**Prompt**
Report only how many lines of the entries below contain the string "color".

**Material to process**
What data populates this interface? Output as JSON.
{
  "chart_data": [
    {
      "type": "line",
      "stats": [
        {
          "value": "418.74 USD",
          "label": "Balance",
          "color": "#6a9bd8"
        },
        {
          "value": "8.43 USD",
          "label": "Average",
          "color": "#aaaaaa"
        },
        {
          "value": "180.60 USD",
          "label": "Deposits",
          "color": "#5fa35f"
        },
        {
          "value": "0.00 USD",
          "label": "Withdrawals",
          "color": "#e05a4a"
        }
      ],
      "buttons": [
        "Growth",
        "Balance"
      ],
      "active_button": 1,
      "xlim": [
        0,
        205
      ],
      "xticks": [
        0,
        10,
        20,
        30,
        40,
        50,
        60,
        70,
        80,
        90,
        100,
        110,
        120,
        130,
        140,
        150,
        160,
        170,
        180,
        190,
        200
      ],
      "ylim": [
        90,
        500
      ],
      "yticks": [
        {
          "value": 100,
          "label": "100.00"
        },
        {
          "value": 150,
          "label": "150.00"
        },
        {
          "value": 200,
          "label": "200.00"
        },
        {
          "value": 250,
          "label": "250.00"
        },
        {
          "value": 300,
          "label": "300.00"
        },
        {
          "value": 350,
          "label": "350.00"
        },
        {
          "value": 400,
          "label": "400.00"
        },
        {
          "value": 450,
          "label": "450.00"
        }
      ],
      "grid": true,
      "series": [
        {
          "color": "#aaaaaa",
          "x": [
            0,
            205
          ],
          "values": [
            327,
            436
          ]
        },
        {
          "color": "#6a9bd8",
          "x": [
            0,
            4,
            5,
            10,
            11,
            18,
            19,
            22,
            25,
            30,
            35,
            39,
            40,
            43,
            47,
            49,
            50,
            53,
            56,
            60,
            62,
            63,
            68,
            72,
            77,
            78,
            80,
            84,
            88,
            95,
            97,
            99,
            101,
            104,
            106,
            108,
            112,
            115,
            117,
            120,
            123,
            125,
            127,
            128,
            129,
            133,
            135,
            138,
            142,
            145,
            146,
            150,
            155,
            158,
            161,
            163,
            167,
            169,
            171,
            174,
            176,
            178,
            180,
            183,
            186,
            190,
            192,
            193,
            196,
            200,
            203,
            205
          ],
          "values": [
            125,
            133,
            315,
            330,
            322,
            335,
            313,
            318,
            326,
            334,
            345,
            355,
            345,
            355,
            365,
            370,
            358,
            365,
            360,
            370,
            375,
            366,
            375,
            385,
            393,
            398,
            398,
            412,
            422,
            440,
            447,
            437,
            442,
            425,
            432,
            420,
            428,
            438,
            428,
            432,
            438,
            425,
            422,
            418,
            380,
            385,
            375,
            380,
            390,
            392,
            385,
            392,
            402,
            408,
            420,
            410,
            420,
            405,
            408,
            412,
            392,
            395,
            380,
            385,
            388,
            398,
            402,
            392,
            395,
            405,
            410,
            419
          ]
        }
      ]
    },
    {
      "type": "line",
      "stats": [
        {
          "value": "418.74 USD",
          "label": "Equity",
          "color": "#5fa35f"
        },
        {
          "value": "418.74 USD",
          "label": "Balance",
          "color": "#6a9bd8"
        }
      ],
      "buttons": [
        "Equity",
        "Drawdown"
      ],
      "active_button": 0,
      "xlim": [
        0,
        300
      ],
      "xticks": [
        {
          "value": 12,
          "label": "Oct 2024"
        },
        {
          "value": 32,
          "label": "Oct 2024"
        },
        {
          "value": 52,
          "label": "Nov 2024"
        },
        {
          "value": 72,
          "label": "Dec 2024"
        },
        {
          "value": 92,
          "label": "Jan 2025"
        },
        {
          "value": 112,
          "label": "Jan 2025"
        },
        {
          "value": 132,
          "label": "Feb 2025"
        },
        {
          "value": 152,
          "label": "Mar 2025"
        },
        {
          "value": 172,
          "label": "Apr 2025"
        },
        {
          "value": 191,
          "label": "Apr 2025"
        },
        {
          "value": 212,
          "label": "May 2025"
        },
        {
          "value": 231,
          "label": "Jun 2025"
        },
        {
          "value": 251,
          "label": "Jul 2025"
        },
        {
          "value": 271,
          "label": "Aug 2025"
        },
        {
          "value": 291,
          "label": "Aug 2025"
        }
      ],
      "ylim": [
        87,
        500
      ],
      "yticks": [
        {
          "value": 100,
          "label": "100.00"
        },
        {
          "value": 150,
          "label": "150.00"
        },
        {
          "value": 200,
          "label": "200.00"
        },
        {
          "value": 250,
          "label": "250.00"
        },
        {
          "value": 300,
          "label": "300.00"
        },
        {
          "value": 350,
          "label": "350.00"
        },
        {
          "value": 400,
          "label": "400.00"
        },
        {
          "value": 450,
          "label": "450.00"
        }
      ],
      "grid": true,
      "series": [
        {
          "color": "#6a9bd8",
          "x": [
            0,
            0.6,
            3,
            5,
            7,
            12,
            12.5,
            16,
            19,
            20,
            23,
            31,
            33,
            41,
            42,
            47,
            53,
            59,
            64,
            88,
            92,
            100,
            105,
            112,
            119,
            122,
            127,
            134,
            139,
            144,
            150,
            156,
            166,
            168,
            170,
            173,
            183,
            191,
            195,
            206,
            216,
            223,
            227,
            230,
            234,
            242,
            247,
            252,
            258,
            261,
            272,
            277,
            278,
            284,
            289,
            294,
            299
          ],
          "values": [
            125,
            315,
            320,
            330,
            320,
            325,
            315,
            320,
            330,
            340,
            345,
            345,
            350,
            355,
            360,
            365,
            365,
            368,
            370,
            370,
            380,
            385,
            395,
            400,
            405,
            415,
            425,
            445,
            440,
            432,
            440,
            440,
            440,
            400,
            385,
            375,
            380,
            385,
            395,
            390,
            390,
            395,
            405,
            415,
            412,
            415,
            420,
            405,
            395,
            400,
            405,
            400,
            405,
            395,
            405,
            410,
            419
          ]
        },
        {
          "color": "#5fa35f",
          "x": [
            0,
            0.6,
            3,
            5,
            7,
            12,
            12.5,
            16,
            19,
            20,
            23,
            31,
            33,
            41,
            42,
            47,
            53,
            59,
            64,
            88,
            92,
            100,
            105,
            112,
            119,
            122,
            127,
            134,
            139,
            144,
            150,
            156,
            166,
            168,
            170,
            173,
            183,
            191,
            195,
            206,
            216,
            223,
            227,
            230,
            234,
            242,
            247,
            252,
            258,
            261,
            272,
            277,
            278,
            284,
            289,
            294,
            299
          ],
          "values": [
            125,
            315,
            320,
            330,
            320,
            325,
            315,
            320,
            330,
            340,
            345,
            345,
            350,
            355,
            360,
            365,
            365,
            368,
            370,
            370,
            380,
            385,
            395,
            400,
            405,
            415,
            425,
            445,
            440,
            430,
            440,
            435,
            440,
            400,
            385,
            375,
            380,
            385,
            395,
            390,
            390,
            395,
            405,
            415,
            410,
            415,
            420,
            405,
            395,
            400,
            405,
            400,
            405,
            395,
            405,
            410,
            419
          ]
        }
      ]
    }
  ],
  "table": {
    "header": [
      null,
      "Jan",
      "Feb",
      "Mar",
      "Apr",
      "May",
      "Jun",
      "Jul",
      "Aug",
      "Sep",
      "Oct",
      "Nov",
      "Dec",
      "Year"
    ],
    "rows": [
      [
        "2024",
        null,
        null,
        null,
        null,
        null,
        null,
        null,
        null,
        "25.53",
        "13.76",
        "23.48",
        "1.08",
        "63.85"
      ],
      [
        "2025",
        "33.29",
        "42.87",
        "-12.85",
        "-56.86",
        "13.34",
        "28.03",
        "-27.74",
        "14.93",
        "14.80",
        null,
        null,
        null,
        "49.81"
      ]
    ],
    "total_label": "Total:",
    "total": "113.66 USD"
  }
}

**Reply**
10